- **What you are asked to do**: All of the lines below are to be printed again exactly; images are excluded from the output.

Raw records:
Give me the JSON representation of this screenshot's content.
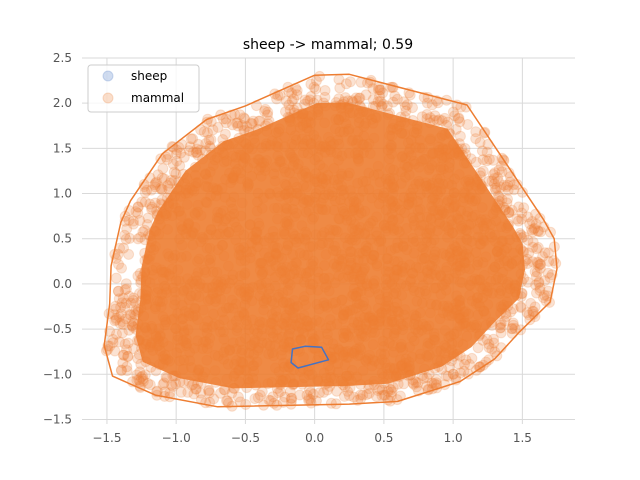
{
  "chart_data": {
    "type": "scatter",
    "title": "sheep -> mammal; 0.59",
    "xlabel": "",
    "ylabel": "",
    "xlim": [
      -1.68,
      1.88
    ],
    "ylim": [
      -1.55,
      2.5
    ],
    "xticks": [
      -1.5,
      -1.0,
      -0.5,
      0.0,
      0.5,
      1.0,
      1.5
    ],
    "xtick_labels": [
      "−1.5",
      "−1.0",
      "−0.5",
      "0.0",
      "0.5",
      "1.0",
      "1.5"
    ],
    "yticks": [
      -1.5,
      -1.0,
      -0.5,
      0.0,
      0.5,
      1.0,
      1.5,
      2.0,
      2.5
    ],
    "ytick_labels": [
      "−1.5",
      "−1.0",
      "−0.5",
      "0.0",
      "0.5",
      "1.0",
      "1.5",
      "2.0",
      "2.5"
    ],
    "grid": true,
    "legend_position": "top-left",
    "series": [
      {
        "name": "sheep",
        "color": "#4472c4",
        "hull": [
          [
            -0.07,
            -0.69
          ],
          [
            0.05,
            -0.7
          ],
          [
            0.1,
            -0.84
          ],
          [
            -0.12,
            -0.93
          ],
          [
            -0.17,
            -0.87
          ],
          [
            -0.16,
            -0.72
          ]
        ]
      },
      {
        "name": "mammal",
        "color": "#ed7d31",
        "hull": [
          [
            0.0,
            2.31
          ],
          [
            0.25,
            2.32
          ],
          [
            1.1,
            1.98
          ],
          [
            1.65,
            0.72
          ],
          [
            1.73,
            0.5
          ],
          [
            1.75,
            0.17
          ],
          [
            1.7,
            -0.2
          ],
          [
            1.48,
            -0.53
          ],
          [
            1.3,
            -0.83
          ],
          [
            1.05,
            -1.08
          ],
          [
            0.6,
            -1.3
          ],
          [
            0.25,
            -1.33
          ],
          [
            -0.7,
            -1.36
          ],
          [
            -1.15,
            -1.23
          ],
          [
            -1.46,
            -1.02
          ],
          [
            -1.52,
            -0.68
          ],
          [
            -1.48,
            -0.22
          ],
          [
            -1.47,
            0.2
          ],
          [
            -1.4,
            0.68
          ],
          [
            -1.33,
            0.92
          ],
          [
            -1.1,
            1.44
          ],
          [
            -0.78,
            1.82
          ],
          [
            -0.5,
            1.97
          ]
        ]
      }
    ]
  }
}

- **Solution for this problem**:
Give me the JSON representation of this screenshot's content.
{
  "chart_data": {
    "type": "scatter",
    "title": "sheep -> mammal; 0.59",
    "xlabel": "",
    "ylabel": "",
    "xlim": [
      -1.68,
      1.88
    ],
    "ylim": [
      -1.55,
      2.5
    ],
    "xticks": [
      -1.5,
      -1.0,
      -0.5,
      0.0,
      0.5,
      1.0,
      1.5
    ],
    "xtick_labels": [
      "−1.5",
      "−1.0",
      "−0.5",
      "0.0",
      "0.5",
      "1.0",
      "1.5"
    ],
    "yticks": [
      -1.5,
      -1.0,
      -0.5,
      0.0,
      0.5,
      1.0,
      1.5,
      2.0,
      2.5
    ],
    "ytick_labels": [
      "−1.5",
      "−1.0",
      "−0.5",
      "0.0",
      "0.5",
      "1.0",
      "1.5",
      "2.0",
      "2.5"
    ],
    "grid": true,
    "legend_position": "top-left",
    "series": [
      {
        "name": "sheep",
        "color": "#4472c4",
        "hull": [
          [
            -0.07,
            -0.69
          ],
          [
            0.05,
            -0.7
          ],
          [
            0.1,
            -0.84
          ],
          [
            -0.12,
            -0.93
          ],
          [
            -0.17,
            -0.87
          ],
          [
            -0.16,
            -0.72
          ]
        ]
      },
      {
        "name": "mammal",
        "color": "#ed7d31",
        "hull": [
          [
            0.0,
            2.31
          ],
          [
            0.25,
            2.32
          ],
          [
            1.1,
            1.98
          ],
          [
            1.65,
            0.72
          ],
          [
            1.73,
            0.5
          ],
          [
            1.75,
            0.17
          ],
          [
            1.7,
            -0.2
          ],
          [
            1.48,
            -0.53
          ],
          [
            1.3,
            -0.83
          ],
          [
            1.05,
            -1.08
          ],
          [
            0.6,
            -1.3
          ],
          [
            0.25,
            -1.33
          ],
          [
            -0.7,
            -1.36
          ],
          [
            -1.15,
            -1.23
          ],
          [
            -1.46,
            -1.02
          ],
          [
            -1.52,
            -0.68
          ],
          [
            -1.48,
            -0.22
          ],
          [
            -1.47,
            0.2
          ],
          [
            -1.4,
            0.68
          ],
          [
            -1.33,
            0.92
          ],
          [
            -1.1,
            1.44
          ],
          [
            -0.78,
            1.82
          ],
          [
            -0.5,
            1.97
          ]
        ]
      }
    ]
  }
}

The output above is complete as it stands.